-------- Input material
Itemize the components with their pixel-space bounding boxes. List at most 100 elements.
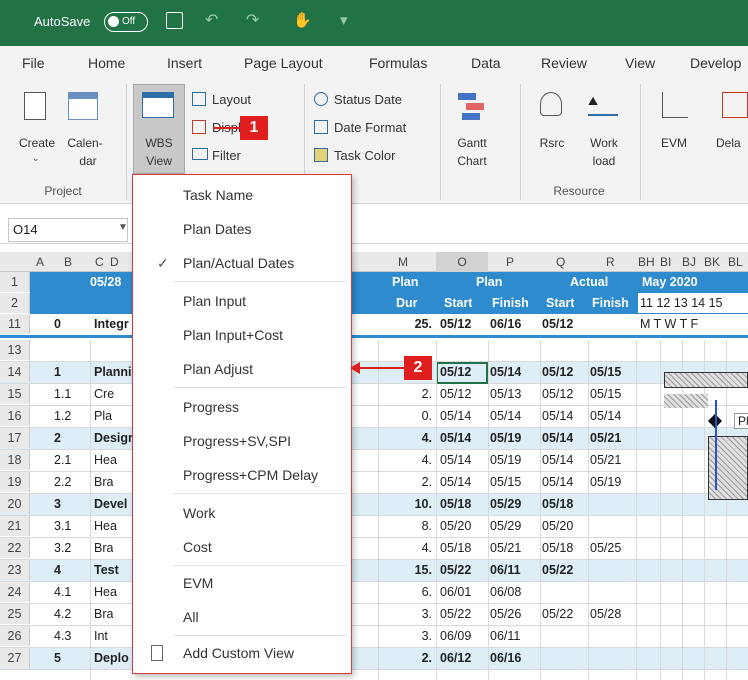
delay-icon <box>722 92 748 118</box>
row-actual-finish: 05/21 <box>590 453 622 467</box>
workload-button[interactable]: Work <box>582 134 626 152</box>
tab-home[interactable]: Home <box>88 55 125 71</box>
quick-access-more-icon[interactable]: ▾ <box>340 11 348 29</box>
row-finish: 05/13 <box>490 387 522 401</box>
menu-item-add-custom-view[interactable]: Add Custom View <box>183 645 294 661</box>
tab-file[interactable]: File <box>22 55 45 71</box>
gantt-chart-button[interactable]: Gantt <box>446 134 498 152</box>
name-box[interactable]: O14 <box>8 218 128 242</box>
col-header-bh[interactable]: BH <box>638 255 655 269</box>
create-button[interactable]: Create <box>12 134 62 152</box>
row-number[interactable]: 22 <box>0 538 30 558</box>
row-number[interactable]: 13 <box>0 340 30 360</box>
tab-insert[interactable]: Insert <box>167 55 202 71</box>
menu-separator <box>173 281 347 282</box>
col-header-bj[interactable]: BJ <box>682 255 696 269</box>
layout-button[interactable]: Layout <box>212 92 251 107</box>
row-number[interactable]: 19 <box>0 472 30 492</box>
col-header-o[interactable]: O <box>436 252 488 272</box>
menu-item-progress-sv-spi[interactable]: Progress+SV,SPI <box>183 433 291 449</box>
task-color-button[interactable]: Task Color <box>334 148 395 163</box>
tab-developer[interactable]: Develop <box>690 55 741 71</box>
menu-item-plan-input-cost[interactable]: Plan Input+Cost <box>183 327 283 343</box>
row-number[interactable]: 25 <box>0 604 30 624</box>
menu-item-all[interactable]: All <box>183 609 199 625</box>
row-number[interactable]: 23 <box>0 560 30 580</box>
col-header-a[interactable]: A <box>36 255 44 269</box>
tab-data[interactable]: Data <box>471 55 501 71</box>
row-finish: 05/19 <box>490 431 522 445</box>
row-dur: 6. <box>421 585 432 599</box>
callout-2-badge: 2 <box>404 356 432 380</box>
col-header-b[interactable]: B <box>64 255 72 269</box>
autosave-toggle[interactable]: Off <box>104 12 148 32</box>
date-format-button[interactable]: Date Format <box>334 120 406 135</box>
header-plan-dur: Plan <box>392 275 419 289</box>
menu-item-plan-adjust[interactable]: Plan Adjust <box>183 361 253 377</box>
col-header-bl[interactable]: BL <box>728 255 743 269</box>
menu-item-progress-cpm-delay[interactable]: Progress+CPM Delay <box>183 467 318 483</box>
col-header-c[interactable]: C <box>95 255 104 269</box>
delay-button[interactable]: Dela <box>716 134 748 152</box>
calendar-button[interactable]: Calen- <box>62 134 108 152</box>
name-box-dropdown-icon[interactable]: ▼ <box>118 222 128 233</box>
tab-formulas[interactable]: Formulas <box>369 55 427 71</box>
menu-item-cost[interactable]: Cost <box>183 539 212 555</box>
col-header-r[interactable]: R <box>606 255 615 269</box>
col-header-p[interactable]: P <box>506 255 514 269</box>
row-number[interactable]: 24 <box>0 582 30 602</box>
row-number[interactable]: 27 <box>0 648 30 668</box>
row-actual-start: 05/20 <box>542 519 574 533</box>
wbs-view-dropdown: Task Name Plan Dates ✓ Plan/Actual Dates… <box>132 174 352 674</box>
menu-item-plan-actual-dates[interactable]: Plan/Actual Dates <box>183 255 294 271</box>
tab-view[interactable]: View <box>625 55 655 71</box>
row-number[interactable]: 14 <box>0 362 30 382</box>
gridline <box>660 340 661 680</box>
row-actual-finish: 05/25 <box>590 541 622 555</box>
col-header-bk[interactable]: BK <box>704 255 720 269</box>
menu-item-evm[interactable]: EVM <box>183 575 213 591</box>
tab-review[interactable]: Review <box>541 55 587 71</box>
evm-button[interactable]: EVM <box>652 134 696 152</box>
col-header-m[interactable]: M <box>398 255 408 269</box>
resource-button[interactable]: Rsrc <box>530 134 574 152</box>
row-dur: 4. <box>421 453 432 467</box>
filter-button[interactable]: Filter <box>212 148 241 163</box>
row-number[interactable]: 15 <box>0 384 30 404</box>
row-number[interactable]: 16 <box>0 406 30 426</box>
row-number[interactable]: 26 <box>0 626 30 646</box>
row-start: 05/14 <box>440 453 472 467</box>
selected-cell[interactable] <box>436 362 488 384</box>
menu-item-plan-input[interactable]: Plan Input <box>183 293 246 309</box>
row-dur: 3. <box>421 607 432 621</box>
row-actual-start: 05/18 <box>542 541 574 555</box>
table-row[interactable]: 11 0 Integr 25. 05/12 06/16 05/12 M T W … <box>0 314 748 338</box>
touch-mode-icon[interactable]: ✋ <box>293 11 312 29</box>
row-finish: 05/29 <box>490 519 522 533</box>
row-actual-finish: 05/21 <box>590 431 622 445</box>
redo-icon[interactable]: ↷ <box>246 10 259 30</box>
menu-item-task-name[interactable]: Task Name <box>183 187 253 203</box>
col-header-bi[interactable]: BI <box>660 255 671 269</box>
group-project-label: Project <box>44 184 82 198</box>
row-number[interactable]: 18 <box>0 450 30 470</box>
undo-icon[interactable]: ↶ <box>205 10 218 30</box>
row-actual-start: 05/18 <box>542 497 574 511</box>
gantt-label-2: Chart <box>457 154 487 168</box>
row-number[interactable]: 21 <box>0 516 30 536</box>
menu-item-progress[interactable]: Progress <box>183 399 239 415</box>
row-finish: 06/16 <box>490 651 522 665</box>
col-header-d[interactable]: D <box>110 255 119 269</box>
row-actual-start: 05/12 <box>542 387 574 401</box>
col-header-q[interactable]: Q <box>556 255 565 269</box>
row-finish: 06/11 <box>490 629 521 643</box>
row-number[interactable]: 17 <box>0 428 30 448</box>
save-icon[interactable] <box>166 12 183 29</box>
row-task-name: Int <box>94 629 108 643</box>
menu-item-work[interactable]: Work <box>183 505 215 521</box>
status-date-button[interactable]: Status Date <box>334 92 402 107</box>
ribbon-separator <box>640 84 641 200</box>
tab-page-layout[interactable]: Page Layout <box>244 55 323 71</box>
menu-item-plan-dates[interactable]: Plan Dates <box>183 221 251 237</box>
row-number[interactable]: 20 <box>0 494 30 514</box>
----------------
- What is expected -
Lay out the lines as a JSON list of strings, one string per line and no blank lines, starting with the line containing "delay-icon <box>722 92 748 118</box>" and going on through the line containing "menu-item-all[interactable]: All <box>183".

- Complete response -
[
  "delay-icon <box>722 92 748 118</box>",
  "row-actual-finish: 05/21 <box>590 453 622 467</box>",
  "workload-button[interactable]: Work <box>582 134 626 152</box>",
  "tab-home[interactable]: Home <box>88 55 125 71</box>",
  "quick-access-more-icon[interactable]: ▾ <box>340 11 348 29</box>",
  "row-finish: 05/13 <box>490 387 522 401</box>",
  "menu-item-add-custom-view[interactable]: Add Custom View <box>183 645 294 661</box>",
  "tab-file[interactable]: File <box>22 55 45 71</box>",
  "gantt-chart-button[interactable]: Gantt <box>446 134 498 152</box>",
  "name-box[interactable]: O14 <box>8 218 128 242</box>",
  "col-header-bh[interactable]: BH <box>638 255 655 269</box>",
  "create-button[interactable]: Create <box>12 134 62 152</box>",
  "row-number[interactable]: 22 <box>0 538 30 558</box>",
  "row-number[interactable]: 13 <box>0 340 30 360</box>",
  "tab-insert[interactable]: Insert <box>167 55 202 71</box>",
  "menu-separator <box>173 281 347 282</box>",
  "col-header-bj[interactable]: BJ <box>682 255 696 269</box>",
  "layout-button[interactable]: Layout <box>212 92 251 107</box>",
  "row-number[interactable]: 19 <box>0 472 30 492</box>",
  "col-header-o[interactable]: O <box>436 252 488 272</box>",
  "menu-item-progress-sv-spi[interactable]: Progress+SV,SPI <box>183 433 291 449</box>",
  "task-color-button[interactable]: Task Color <box>334 148 395 163</box>",
  "tab-developer[interactable]: Develop <box>690 55 741 71</box>",
  "menu-item-plan-input-cost[interactable]: Plan Input+Cost <box>183 327 283 343</box>",
  "row-number[interactable]: 25 <box>0 604 30 624</box>",
  "menu-item-all[interactable]: All <box>183 609 199 625</box>"
]